Exercise brief: Your task is to repeat, word for word, the line containing "Extract all readable text from this page." and all lines that follow it to the end of the material, and no other lines.

(Records from a data source)
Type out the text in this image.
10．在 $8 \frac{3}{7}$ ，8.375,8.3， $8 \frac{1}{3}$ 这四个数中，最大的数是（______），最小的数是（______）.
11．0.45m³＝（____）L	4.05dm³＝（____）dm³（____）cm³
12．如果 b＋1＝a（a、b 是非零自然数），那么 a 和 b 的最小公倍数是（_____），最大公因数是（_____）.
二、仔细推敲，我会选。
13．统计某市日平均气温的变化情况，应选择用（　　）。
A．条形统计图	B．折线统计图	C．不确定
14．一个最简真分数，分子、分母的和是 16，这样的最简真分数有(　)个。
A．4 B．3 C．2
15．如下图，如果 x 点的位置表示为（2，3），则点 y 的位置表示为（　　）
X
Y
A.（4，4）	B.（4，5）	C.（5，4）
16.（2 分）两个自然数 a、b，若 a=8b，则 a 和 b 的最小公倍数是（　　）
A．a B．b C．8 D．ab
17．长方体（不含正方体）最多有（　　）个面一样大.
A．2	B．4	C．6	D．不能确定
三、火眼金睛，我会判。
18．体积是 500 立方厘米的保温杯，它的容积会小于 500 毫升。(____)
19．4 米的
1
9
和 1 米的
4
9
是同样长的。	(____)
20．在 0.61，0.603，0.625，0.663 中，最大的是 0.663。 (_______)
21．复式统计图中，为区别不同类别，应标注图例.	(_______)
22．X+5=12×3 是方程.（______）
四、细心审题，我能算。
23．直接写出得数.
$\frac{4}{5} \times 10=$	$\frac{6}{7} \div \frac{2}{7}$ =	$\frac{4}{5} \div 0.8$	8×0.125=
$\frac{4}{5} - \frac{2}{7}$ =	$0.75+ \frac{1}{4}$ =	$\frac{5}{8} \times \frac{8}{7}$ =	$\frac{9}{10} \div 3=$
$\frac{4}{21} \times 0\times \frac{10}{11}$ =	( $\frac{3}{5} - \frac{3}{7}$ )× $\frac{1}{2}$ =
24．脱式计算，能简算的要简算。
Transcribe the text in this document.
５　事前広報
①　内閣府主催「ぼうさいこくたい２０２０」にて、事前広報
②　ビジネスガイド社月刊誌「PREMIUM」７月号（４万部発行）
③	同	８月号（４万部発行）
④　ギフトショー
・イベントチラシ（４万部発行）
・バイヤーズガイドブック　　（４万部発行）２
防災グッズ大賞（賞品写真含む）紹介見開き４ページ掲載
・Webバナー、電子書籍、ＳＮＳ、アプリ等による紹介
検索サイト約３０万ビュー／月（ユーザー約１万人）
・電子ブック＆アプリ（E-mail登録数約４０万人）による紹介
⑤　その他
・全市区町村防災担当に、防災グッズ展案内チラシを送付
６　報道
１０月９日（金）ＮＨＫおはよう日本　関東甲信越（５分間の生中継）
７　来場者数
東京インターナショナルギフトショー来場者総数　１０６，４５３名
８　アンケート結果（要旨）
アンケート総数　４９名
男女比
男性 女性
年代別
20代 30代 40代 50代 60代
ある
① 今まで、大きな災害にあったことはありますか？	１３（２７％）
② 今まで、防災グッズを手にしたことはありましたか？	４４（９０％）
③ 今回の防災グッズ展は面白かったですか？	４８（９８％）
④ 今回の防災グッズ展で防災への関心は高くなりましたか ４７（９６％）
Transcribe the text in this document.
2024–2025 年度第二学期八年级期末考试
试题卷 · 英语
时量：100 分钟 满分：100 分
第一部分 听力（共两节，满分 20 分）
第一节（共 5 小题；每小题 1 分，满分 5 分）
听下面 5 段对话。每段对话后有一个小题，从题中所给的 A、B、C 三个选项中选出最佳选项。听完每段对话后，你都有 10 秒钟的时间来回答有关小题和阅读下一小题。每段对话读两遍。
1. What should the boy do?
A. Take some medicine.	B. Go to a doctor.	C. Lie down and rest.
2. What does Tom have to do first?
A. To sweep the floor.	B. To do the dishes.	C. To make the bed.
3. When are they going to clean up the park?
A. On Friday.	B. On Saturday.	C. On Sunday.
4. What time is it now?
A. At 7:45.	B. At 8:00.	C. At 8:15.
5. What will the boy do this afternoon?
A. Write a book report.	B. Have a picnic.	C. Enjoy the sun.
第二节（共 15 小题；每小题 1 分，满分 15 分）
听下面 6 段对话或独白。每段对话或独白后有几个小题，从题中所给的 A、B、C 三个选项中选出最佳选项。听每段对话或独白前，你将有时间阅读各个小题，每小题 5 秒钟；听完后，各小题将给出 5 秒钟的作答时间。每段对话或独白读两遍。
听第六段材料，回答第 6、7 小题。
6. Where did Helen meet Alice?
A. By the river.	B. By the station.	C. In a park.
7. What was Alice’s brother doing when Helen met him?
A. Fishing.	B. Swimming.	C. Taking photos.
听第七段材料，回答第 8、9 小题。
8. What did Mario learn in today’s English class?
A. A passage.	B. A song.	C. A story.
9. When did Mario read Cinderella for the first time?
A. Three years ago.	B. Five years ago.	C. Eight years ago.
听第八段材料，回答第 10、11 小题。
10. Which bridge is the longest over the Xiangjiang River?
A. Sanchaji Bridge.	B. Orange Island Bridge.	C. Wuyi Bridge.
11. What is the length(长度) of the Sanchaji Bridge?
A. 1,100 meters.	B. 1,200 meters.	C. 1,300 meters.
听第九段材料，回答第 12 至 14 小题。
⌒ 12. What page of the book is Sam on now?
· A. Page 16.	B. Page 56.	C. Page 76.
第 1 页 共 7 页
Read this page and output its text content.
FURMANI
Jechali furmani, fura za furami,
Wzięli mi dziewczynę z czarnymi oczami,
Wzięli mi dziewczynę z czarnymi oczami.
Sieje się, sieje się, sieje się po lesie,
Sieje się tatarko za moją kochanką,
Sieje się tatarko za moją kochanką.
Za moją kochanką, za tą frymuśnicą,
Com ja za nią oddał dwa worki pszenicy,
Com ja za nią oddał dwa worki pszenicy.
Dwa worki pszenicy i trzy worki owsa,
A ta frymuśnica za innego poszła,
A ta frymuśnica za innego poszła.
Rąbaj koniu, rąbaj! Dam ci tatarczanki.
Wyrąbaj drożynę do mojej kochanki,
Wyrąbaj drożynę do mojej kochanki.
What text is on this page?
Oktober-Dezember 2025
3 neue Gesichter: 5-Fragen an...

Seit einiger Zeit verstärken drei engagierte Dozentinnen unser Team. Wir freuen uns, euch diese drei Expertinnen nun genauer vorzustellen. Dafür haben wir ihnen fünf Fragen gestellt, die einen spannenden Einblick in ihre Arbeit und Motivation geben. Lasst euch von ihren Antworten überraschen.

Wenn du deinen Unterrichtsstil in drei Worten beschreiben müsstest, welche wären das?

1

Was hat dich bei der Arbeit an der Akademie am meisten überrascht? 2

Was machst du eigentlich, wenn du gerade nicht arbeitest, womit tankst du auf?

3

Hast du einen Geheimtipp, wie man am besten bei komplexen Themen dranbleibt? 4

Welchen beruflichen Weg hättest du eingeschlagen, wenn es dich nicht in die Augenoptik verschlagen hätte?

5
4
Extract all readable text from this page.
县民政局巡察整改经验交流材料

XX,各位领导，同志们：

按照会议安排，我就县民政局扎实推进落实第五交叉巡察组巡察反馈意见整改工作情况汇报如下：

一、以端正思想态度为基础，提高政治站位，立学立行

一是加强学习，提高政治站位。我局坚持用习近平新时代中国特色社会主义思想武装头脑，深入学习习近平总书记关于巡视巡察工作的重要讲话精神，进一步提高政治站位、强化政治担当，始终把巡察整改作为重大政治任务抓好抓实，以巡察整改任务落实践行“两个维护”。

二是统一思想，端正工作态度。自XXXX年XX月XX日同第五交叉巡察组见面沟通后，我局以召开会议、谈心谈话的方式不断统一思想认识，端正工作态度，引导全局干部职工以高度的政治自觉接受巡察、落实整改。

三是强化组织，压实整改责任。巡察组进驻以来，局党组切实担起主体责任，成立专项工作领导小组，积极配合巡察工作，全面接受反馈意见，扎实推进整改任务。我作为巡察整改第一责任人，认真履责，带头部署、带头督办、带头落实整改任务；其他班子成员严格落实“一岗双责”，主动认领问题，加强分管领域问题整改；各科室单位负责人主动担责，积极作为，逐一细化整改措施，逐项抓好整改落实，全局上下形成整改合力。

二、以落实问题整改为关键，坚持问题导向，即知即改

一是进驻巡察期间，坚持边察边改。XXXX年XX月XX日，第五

Response for this exercise:
Extract all readable text from this page.
县民政局巡察整改经验交流材料

XX,各位领导，同志们：

按照会议安排，我就县民政局扎实推进落实第五交叉巡察组巡察反馈意见整改工作情况汇报如下：

一、以端正思想态度为基础，提高政治站位，立学立行

一是加强学习，提高政治站位。我局坚持用习近平新时代中国特色社会主义思想武装头脑，深入学习习近平总书记关于巡视巡察工作的重要讲话精神，进一步提高政治站位、强化政治担当，始终把巡察整改作为重大政治任务抓好抓实，以巡察整改任务落实践行“两个维护”。

二是统一思想，端正工作态度。自XXXX年XX月XX日同第五交叉巡察组见面沟通后，我局以召开会议、谈心谈话的方式不断统一思想认识，端正工作态度，引导全局干部职工以高度的政治自觉接受巡察、落实整改。

三是强化组织，压实整改责任。巡察组进驻以来，局党组切实担起主体责任，成立专项工作领导小组，积极配合巡察工作，全面接受反馈意见，扎实推进整改任务。我作为巡察整改第一责任人，认真履责，带头部署、带头督办、带头落实整改任务；其他班子成员严格落实“一岗双责”，主动认领问题，加强分管领域问题整改；各科室单位负责人主动担责，积极作为，逐一细化整改措施，逐项抓好整改落实，全局上下形成整改合力。

二、以落实问题整改为关键，坚持问题导向，即知即改

一是进驻巡察期间，坚持边察边改。XXXX年XX月XX日，第五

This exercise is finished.